• Task objective
State how many lines hold the word "JSON", with no other words.

────

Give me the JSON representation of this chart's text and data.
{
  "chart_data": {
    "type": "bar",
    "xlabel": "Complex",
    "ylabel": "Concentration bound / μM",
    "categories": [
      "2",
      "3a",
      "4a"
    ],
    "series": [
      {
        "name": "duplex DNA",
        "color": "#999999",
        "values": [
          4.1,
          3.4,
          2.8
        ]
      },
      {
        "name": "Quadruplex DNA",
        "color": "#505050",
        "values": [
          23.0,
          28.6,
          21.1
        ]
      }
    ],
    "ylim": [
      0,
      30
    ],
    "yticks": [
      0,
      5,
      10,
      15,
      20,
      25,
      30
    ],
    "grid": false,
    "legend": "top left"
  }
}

────

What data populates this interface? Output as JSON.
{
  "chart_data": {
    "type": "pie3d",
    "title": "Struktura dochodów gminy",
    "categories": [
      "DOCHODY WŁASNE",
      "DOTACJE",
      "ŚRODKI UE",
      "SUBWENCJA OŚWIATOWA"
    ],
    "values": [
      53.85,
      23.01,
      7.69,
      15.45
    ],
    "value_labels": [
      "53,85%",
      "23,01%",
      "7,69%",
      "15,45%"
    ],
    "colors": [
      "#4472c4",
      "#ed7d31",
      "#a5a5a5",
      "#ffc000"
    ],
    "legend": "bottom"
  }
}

────

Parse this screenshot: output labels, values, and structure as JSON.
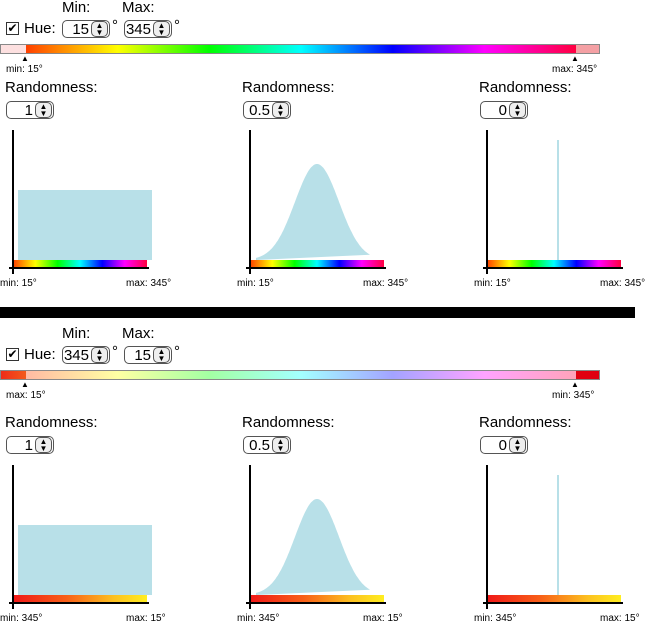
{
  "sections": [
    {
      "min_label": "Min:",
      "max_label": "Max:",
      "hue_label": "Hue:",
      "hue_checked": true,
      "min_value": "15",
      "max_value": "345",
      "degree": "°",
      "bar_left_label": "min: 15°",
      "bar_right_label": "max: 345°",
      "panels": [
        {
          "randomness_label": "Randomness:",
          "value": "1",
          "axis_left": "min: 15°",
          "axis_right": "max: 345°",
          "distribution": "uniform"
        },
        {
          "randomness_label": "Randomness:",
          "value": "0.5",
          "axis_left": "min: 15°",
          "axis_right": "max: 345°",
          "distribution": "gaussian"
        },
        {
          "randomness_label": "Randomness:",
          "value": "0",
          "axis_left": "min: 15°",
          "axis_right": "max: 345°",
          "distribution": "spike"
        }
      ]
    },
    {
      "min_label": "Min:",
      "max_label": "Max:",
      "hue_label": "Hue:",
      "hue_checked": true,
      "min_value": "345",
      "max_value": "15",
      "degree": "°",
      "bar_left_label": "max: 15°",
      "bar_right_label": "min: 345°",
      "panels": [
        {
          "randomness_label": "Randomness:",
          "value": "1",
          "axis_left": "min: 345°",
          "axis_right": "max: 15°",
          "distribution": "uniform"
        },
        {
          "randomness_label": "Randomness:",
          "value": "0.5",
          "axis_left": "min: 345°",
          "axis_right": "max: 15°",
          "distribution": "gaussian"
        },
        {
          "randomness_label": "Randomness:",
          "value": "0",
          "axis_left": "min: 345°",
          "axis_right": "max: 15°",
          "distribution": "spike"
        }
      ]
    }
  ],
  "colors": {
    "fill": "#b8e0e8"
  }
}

────

• Correct result
3